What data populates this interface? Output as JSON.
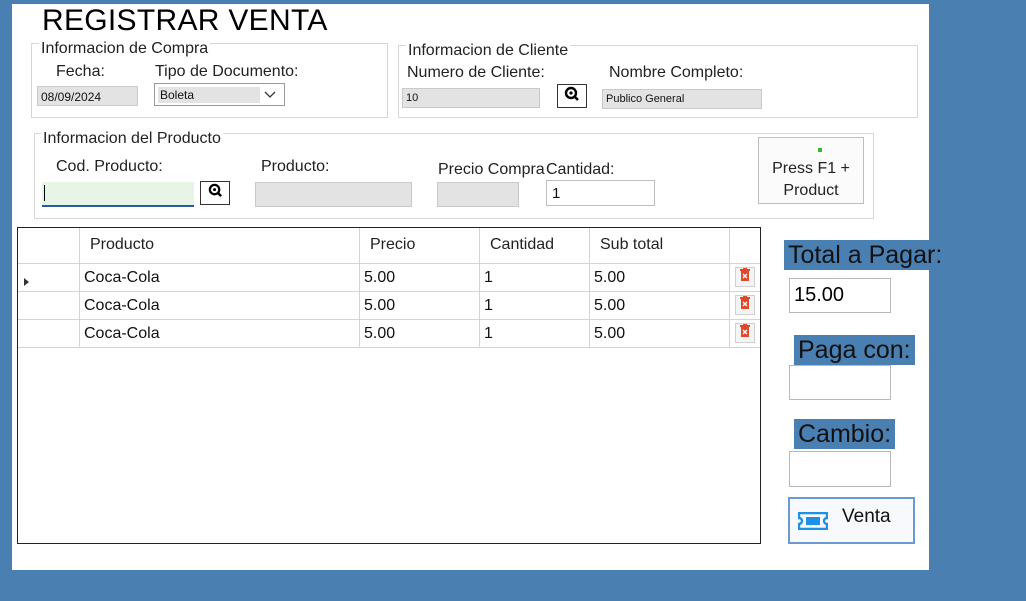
{
  "window": {
    "title": "REGISTRAR VENTA"
  },
  "compra": {
    "legend": "Informacion de Compra",
    "fecha_label": "Fecha:",
    "fecha_value": "08/09/2024",
    "tipo_label": "Tipo de Documento:",
    "tipo_value": "Boleta"
  },
  "cliente": {
    "legend": "Informacion de Cliente",
    "numero_label": "Numero de Cliente:",
    "numero_value": "10",
    "nombre_label": "Nombre Completo:",
    "nombre_value": "Publico General"
  },
  "producto": {
    "legend": "Informacion del Producto",
    "cod_label": "Cod. Producto:",
    "cod_value": "",
    "producto_label": "Producto:",
    "producto_value": "",
    "precio_label": "Precio Compra",
    "precio_value": "",
    "cantidad_label": "Cantidad:",
    "cantidad_value": "1",
    "hint_line1": "Press F1 +",
    "hint_line2": "Product"
  },
  "table": {
    "columns": [
      "Producto",
      "Precio",
      "Cantidad",
      "Sub total"
    ],
    "rows": [
      {
        "producto": "Coca-Cola",
        "precio": "5.00",
        "cantidad": "1",
        "subtotal": "5.00"
      },
      {
        "producto": "Coca-Cola",
        "precio": "5.00",
        "cantidad": "1",
        "subtotal": "5.00"
      },
      {
        "producto": "Coca-Cola",
        "precio": "5.00",
        "cantidad": "1",
        "subtotal": "5.00"
      }
    ]
  },
  "totals": {
    "total_label": "Total a Pagar:",
    "total_value": "15.00",
    "paga_label": "Paga con:",
    "paga_value": "",
    "cambio_label": "Cambio:",
    "cambio_value": "",
    "venta_button": "Venta"
  },
  "colors": {
    "background": "#4a7fb2",
    "delete_icon": "#e0482a",
    "venta_icon": "#1e90e6"
  },
  "icons": {
    "search": "search-icon",
    "delete": "trash-icon",
    "venta": "ticket-icon"
  }
}
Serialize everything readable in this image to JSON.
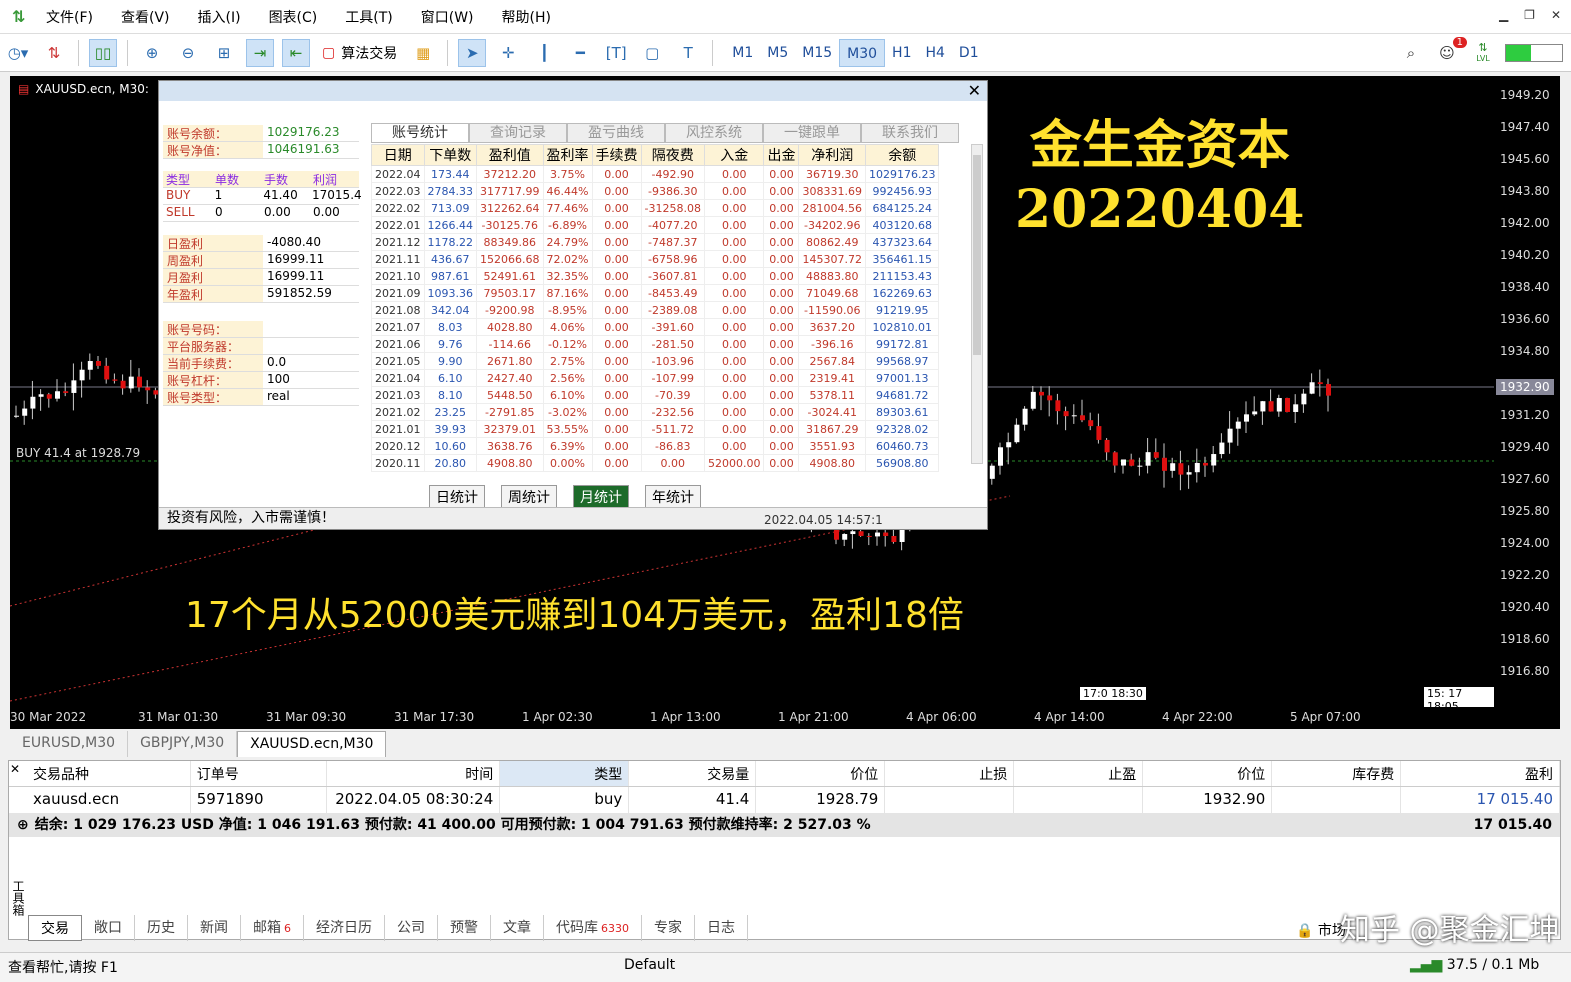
{
  "menu": {
    "items": [
      "文件(F)",
      "查看(V)",
      "插入(I)",
      "图表(C)",
      "工具(T)",
      "窗口(W)",
      "帮助(H)"
    ]
  },
  "toolbar": {
    "algo_label": "算法交易",
    "timeframes": [
      "M1",
      "M5",
      "M15",
      "M30",
      "H1",
      "H4",
      "D1"
    ],
    "active_tf": "M30",
    "notif_count": "1",
    "lvl_label": "LVL"
  },
  "chart": {
    "title": "XAUUSD.ecn, M30:",
    "buy_line": "BUY 41.4 at 1928.79",
    "banner_title": "金生金资本",
    "banner_date": "20220404",
    "caption": "17个月从52000美元赚到104万美元，盈利18倍",
    "price_tag": "1932.90",
    "y_ticks": [
      "1949.20",
      "1947.40",
      "1945.60",
      "1943.80",
      "1942.00",
      "1940.20",
      "1938.40",
      "1936.60",
      "1934.80",
      "1931.20",
      "1929.40",
      "1927.60",
      "1925.80",
      "1924.00",
      "1922.20",
      "1920.40",
      "1918.60",
      "1916.80"
    ],
    "x_ticks": [
      "30 Mar 2022",
      "31 Mar 01:30",
      "31 Mar 09:30",
      "31 Mar 17:30",
      "1 Apr 02:30",
      "1 Apr 13:00",
      "1 Apr 21:00",
      "4 Apr 06:00",
      "4 Apr 14:00",
      "4 Apr 22:00",
      "5 Apr 07:00"
    ],
    "time_label1": "17:0 18:30",
    "time_label2": "15: 17 18:05"
  },
  "panel": {
    "balance_label": "账号余额：",
    "balance": "1029176.23",
    "equity_label": "账号净值：",
    "equity": "1046191.63",
    "pos_headers": [
      "类型",
      "单数",
      "手数",
      "利润"
    ],
    "pos_rows": [
      [
        "BUY",
        "1",
        "41.40",
        "17015.4"
      ],
      [
        "SELL",
        "0",
        "0.00",
        "0.00"
      ]
    ],
    "profits": [
      [
        "日盈利",
        "-4080.40"
      ],
      [
        "周盈利",
        "16999.11"
      ],
      [
        "月盈利",
        "16999.11"
      ],
      [
        "年盈利",
        "591852.59"
      ]
    ],
    "acct": [
      [
        "账号号码：",
        ""
      ],
      [
        "平台服务器：",
        ""
      ],
      [
        "当前手续费：",
        "0.0"
      ],
      [
        "账号杠杆：",
        "100"
      ],
      [
        "账号类型：",
        "real"
      ]
    ],
    "tabs": [
      "账号统计",
      "查询记录",
      "盈亏曲线",
      "风控系统",
      "一键跟单",
      "联系我们"
    ],
    "table_headers": [
      "日期",
      "下单数",
      "盈利值",
      "盈利率",
      "手续费",
      "隔夜费",
      "入金",
      "出金",
      "净利润",
      "余额"
    ],
    "rows": [
      [
        "2022.04",
        "173.44",
        "37212.20",
        "3.75%",
        "0.00",
        "-492.90",
        "0.00",
        "0.00",
        "36719.30",
        "1029176.23"
      ],
      [
        "2022.03",
        "2784.33",
        "317717.99",
        "46.44%",
        "0.00",
        "-9386.30",
        "0.00",
        "0.00",
        "308331.69",
        "992456.93"
      ],
      [
        "2022.02",
        "713.09",
        "312262.64",
        "77.46%",
        "0.00",
        "-31258.08",
        "0.00",
        "0.00",
        "281004.56",
        "684125.24"
      ],
      [
        "2022.01",
        "1266.44",
        "-30125.76",
        "-6.89%",
        "0.00",
        "-4077.20",
        "0.00",
        "0.00",
        "-34202.96",
        "403120.68"
      ],
      [
        "2021.12",
        "1178.22",
        "88349.86",
        "24.79%",
        "0.00",
        "-7487.37",
        "0.00",
        "0.00",
        "80862.49",
        "437323.64"
      ],
      [
        "2021.11",
        "436.67",
        "152066.68",
        "72.02%",
        "0.00",
        "-6758.96",
        "0.00",
        "0.00",
        "145307.72",
        "356461.15"
      ],
      [
        "2021.10",
        "987.61",
        "52491.61",
        "32.35%",
        "0.00",
        "-3607.81",
        "0.00",
        "0.00",
        "48883.80",
        "211153.43"
      ],
      [
        "2021.09",
        "1093.36",
        "79503.17",
        "87.16%",
        "0.00",
        "-8453.49",
        "0.00",
        "0.00",
        "71049.68",
        "162269.63"
      ],
      [
        "2021.08",
        "342.04",
        "-9200.98",
        "-8.95%",
        "0.00",
        "-2389.08",
        "0.00",
        "0.00",
        "-11590.06",
        "91219.95"
      ],
      [
        "2021.07",
        "8.03",
        "4028.80",
        "4.06%",
        "0.00",
        "-391.60",
        "0.00",
        "0.00",
        "3637.20",
        "102810.01"
      ],
      [
        "2021.06",
        "9.76",
        "-114.66",
        "-0.12%",
        "0.00",
        "-281.50",
        "0.00",
        "0.00",
        "-396.16",
        "99172.81"
      ],
      [
        "2021.05",
        "9.90",
        "2671.80",
        "2.75%",
        "0.00",
        "-103.96",
        "0.00",
        "0.00",
        "2567.84",
        "99568.97"
      ],
      [
        "2021.04",
        "6.10",
        "2427.40",
        "2.56%",
        "0.00",
        "-107.99",
        "0.00",
        "0.00",
        "2319.41",
        "97001.13"
      ],
      [
        "2021.03",
        "8.10",
        "5448.50",
        "6.10%",
        "0.00",
        "-70.39",
        "0.00",
        "0.00",
        "5378.11",
        "94681.72"
      ],
      [
        "2021.02",
        "23.25",
        "-2791.85",
        "-3.02%",
        "0.00",
        "-232.56",
        "0.00",
        "0.00",
        "-3024.41",
        "89303.61"
      ],
      [
        "2021.01",
        "39.93",
        "32379.01",
        "53.55%",
        "0.00",
        "-511.72",
        "0.00",
        "0.00",
        "31867.29",
        "92328.02"
      ],
      [
        "2020.12",
        "10.60",
        "3638.76",
        "6.39%",
        "0.00",
        "-86.83",
        "0.00",
        "0.00",
        "3551.93",
        "60460.73"
      ],
      [
        "2020.11",
        "20.80",
        "4908.80",
        "0.00%",
        "0.00",
        "0.00",
        "52000.00",
        "0.00",
        "4908.80",
        "56908.80"
      ]
    ],
    "stat_buttons": [
      "日统计",
      "周统计",
      "月统计",
      "年统计"
    ],
    "active_stat": "月统计",
    "footer_text": "投资有风险，入市需谨慎！",
    "footer_time": "2022.04.05 14:57:1"
  },
  "symbol_tabs": [
    "EURUSD,M30",
    "GBPJPY,M30",
    "XAUUSD.ecn,M30"
  ],
  "terminal": {
    "headers": [
      "交易品种",
      "订单号",
      "时间",
      "类型",
      "交易量",
      "价位",
      "止损",
      "止盈",
      "价位",
      "库存费",
      "盈利"
    ],
    "row": [
      "xauusd.ecn",
      "5971890",
      "2022.04.05 08:30:24",
      "buy",
      "41.4",
      "1928.79",
      "",
      "",
      "1932.90",
      "",
      "17 015.40"
    ],
    "summary": "结余: 1 029 176.23 USD  净值: 1 046 191.63  预付款: 41 400.00  可用预付款: 1 004 791.63  预付款维持率: 2 527.03 %",
    "summary_total": "17 015.40",
    "side_label": "工具箱",
    "tabs": [
      "交易",
      "敞口",
      "历史",
      "新闻",
      "邮箱",
      "经济日历",
      "公司",
      "预警",
      "文章",
      "代码库",
      "专家",
      "日志"
    ],
    "mail_count": "6",
    "codebase_count": "6330",
    "market_label": "市场",
    "watermark": "知乎 @聚金汇坤"
  },
  "status": {
    "help": "查看帮忙,请按 F1",
    "profile": "Default",
    "conn": "37.5 / 0.1 Mb"
  },
  "colors": {
    "bull": "#1e90ff",
    "bear": "#e01010",
    "caption": "#ffe12e"
  }
}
********
* [Aim]:
Find all lines with "caption" in them and copy each one.

* [Result of this exercise]:
    "caption": "17个月从52000美元赚到104万美元，盈利18倍",
    "caption": "#ffe12e"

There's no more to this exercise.